Records from a collection of figures:
## Start

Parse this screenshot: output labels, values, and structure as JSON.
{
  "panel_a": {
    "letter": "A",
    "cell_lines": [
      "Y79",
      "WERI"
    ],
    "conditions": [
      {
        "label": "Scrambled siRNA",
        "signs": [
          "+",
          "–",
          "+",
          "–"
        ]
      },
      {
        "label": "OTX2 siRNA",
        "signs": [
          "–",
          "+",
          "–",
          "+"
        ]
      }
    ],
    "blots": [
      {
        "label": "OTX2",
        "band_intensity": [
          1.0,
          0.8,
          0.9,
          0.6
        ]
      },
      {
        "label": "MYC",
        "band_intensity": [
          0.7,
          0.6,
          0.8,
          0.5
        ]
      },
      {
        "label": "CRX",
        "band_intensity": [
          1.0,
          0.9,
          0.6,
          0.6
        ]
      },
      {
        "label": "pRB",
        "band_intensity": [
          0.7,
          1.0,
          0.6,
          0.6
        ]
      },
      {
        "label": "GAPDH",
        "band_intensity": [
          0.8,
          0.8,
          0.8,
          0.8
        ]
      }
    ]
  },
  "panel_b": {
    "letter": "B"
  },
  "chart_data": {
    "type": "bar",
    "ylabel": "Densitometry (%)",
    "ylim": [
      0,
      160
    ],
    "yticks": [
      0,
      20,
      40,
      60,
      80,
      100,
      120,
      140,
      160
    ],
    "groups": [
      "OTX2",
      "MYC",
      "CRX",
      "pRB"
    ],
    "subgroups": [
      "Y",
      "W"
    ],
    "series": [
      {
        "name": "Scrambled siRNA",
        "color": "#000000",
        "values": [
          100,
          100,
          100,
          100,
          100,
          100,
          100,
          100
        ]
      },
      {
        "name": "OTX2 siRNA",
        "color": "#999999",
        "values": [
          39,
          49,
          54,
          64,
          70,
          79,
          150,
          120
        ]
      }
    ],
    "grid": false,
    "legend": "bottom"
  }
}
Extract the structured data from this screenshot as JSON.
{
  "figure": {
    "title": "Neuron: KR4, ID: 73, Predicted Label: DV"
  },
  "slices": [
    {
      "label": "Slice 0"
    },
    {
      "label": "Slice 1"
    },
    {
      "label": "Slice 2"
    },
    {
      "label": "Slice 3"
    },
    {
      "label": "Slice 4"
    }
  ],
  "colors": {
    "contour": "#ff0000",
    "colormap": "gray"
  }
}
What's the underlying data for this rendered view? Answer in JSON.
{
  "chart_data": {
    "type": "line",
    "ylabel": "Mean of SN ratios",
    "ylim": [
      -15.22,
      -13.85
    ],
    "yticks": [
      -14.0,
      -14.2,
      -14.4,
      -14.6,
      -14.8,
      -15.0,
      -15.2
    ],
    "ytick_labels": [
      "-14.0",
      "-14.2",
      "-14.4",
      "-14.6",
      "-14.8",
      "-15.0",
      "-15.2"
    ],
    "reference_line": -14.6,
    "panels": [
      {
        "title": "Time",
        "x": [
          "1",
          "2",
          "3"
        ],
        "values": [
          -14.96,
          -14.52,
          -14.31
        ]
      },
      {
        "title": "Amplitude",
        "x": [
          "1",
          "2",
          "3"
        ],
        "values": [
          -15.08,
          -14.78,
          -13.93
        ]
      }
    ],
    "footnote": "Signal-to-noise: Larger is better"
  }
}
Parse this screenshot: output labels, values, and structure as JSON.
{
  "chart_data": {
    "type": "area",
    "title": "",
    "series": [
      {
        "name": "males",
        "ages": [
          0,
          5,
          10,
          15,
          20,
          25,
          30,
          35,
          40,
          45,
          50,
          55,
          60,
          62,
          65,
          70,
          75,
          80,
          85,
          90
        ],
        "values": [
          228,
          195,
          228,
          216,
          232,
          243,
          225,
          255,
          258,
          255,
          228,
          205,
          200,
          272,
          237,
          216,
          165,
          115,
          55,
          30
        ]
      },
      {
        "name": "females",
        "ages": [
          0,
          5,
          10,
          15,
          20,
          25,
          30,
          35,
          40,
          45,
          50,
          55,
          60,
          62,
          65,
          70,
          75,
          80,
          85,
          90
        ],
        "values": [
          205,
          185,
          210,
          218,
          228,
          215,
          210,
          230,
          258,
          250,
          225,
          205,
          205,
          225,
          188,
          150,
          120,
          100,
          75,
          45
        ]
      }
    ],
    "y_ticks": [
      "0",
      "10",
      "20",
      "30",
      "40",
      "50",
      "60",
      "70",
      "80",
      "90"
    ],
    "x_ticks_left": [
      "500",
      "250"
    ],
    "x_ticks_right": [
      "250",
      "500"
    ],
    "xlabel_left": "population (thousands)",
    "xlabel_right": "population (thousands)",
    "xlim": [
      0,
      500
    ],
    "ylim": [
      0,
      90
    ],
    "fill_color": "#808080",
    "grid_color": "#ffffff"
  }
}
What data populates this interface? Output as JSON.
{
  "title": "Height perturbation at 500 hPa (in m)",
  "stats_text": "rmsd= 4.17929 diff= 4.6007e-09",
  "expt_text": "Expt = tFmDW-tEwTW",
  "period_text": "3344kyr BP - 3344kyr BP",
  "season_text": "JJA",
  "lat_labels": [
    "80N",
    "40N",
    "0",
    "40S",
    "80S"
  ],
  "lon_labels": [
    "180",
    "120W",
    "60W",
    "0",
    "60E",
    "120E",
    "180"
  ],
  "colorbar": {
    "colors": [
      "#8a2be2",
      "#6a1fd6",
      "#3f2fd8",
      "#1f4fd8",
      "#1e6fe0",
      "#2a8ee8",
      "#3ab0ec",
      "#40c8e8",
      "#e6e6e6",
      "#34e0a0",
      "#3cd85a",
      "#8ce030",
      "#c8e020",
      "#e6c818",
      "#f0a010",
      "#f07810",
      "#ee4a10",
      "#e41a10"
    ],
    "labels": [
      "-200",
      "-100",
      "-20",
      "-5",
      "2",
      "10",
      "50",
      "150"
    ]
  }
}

## End

— Set exercise —
Each line that has the word "title" should be copied.

— Solved problem —
    "title": "Neuron: KR4, ID: 73, Predicted Label: DV"
        "title": "Time",
        "title": "Amplitude",
    "title": "",
  "title": "Height perturbation at 500 hPa (in m)",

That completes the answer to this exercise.